[Source data]

• • •

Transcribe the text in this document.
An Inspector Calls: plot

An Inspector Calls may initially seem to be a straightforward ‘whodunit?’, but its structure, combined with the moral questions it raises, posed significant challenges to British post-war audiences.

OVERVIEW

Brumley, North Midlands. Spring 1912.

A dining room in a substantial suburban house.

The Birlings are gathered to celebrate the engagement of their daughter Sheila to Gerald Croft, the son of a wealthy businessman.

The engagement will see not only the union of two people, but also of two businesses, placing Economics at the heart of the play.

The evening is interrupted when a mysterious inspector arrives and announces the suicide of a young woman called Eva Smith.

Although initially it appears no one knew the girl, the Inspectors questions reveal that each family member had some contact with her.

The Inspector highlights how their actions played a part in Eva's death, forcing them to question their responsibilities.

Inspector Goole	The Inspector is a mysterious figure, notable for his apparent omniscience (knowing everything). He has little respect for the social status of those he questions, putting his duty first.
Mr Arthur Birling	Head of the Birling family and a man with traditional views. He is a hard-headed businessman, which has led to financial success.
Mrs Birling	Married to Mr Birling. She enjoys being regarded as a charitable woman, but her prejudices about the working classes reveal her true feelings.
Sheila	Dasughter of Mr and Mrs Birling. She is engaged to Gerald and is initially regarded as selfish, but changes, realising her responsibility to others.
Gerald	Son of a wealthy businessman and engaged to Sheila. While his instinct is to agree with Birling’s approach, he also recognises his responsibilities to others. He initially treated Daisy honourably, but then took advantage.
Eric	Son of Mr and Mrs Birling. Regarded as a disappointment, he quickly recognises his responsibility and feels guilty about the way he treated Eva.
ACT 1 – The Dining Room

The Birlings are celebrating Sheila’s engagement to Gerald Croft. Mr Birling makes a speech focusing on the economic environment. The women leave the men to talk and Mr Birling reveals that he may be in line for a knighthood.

• • •

> [INSTRUCTIONS TO FOLLOW]: The records above need to be transcribed in full. Keep every character unchanged.

> [EXERCISE SOLUTION]:
Transcribe the text in this document.
An Inspector Calls: plot

An Inspector Calls may initially seem to be a straightforward ‘whodunit?’, but its structure, combined with the moral questions it raises, posed significant challenges to British post-war audiences.

OVERVIEW

Brumley, North Midlands. Spring 1912.

A dining room in a substantial suburban house.

The Birlings are gathered to celebrate the engagement of their daughter Sheila to Gerald Croft, the son of a wealthy businessman.

The engagement will see not only the union of two people, but also of two businesses, placing Economics at the heart of the play.

The evening is interrupted when a mysterious inspector arrives and announces the suicide of a young woman called Eva Smith.

Although initially it appears no one knew the girl, the Inspectors questions reveal that each family member had some contact with her.

The Inspector highlights how their actions played a part in Eva's death, forcing them to question their responsibilities.

Inspector Goole	The Inspector is a mysterious figure, notable for his apparent omniscience (knowing everything). He has little respect for the social status of those he questions, putting his duty first.
Mr Arthur Birling	Head of the Birling family and a man with traditional views. He is a hard-headed businessman, which has led to financial success.
Mrs Birling	Married to Mr Birling. She enjoys being regarded as a charitable woman, but her prejudices about the working classes reveal her true feelings.
Sheila	Dasughter of Mr and Mrs Birling. She is engaged to Gerald and is initially regarded as selfish, but changes, realising her responsibility to others.
Gerald	Son of a wealthy businessman and engaged to Sheila. While his instinct is to agree with Birling’s approach, he also recognises his responsibilities to others. He initially treated Daisy honourably, but then took advantage.
Eric	Son of Mr and Mrs Birling. Regarded as a disappointment, he quickly recognises his responsibility and feels guilty about the way he treated Eva.
ACT 1 – The Dining Room

The Birlings are celebrating Sheila’s engagement to Gerald Croft. Mr Birling makes a speech focusing on the economic environment. The women leave the men to talk and Mr Birling reveals that he may be in line for a knighthood.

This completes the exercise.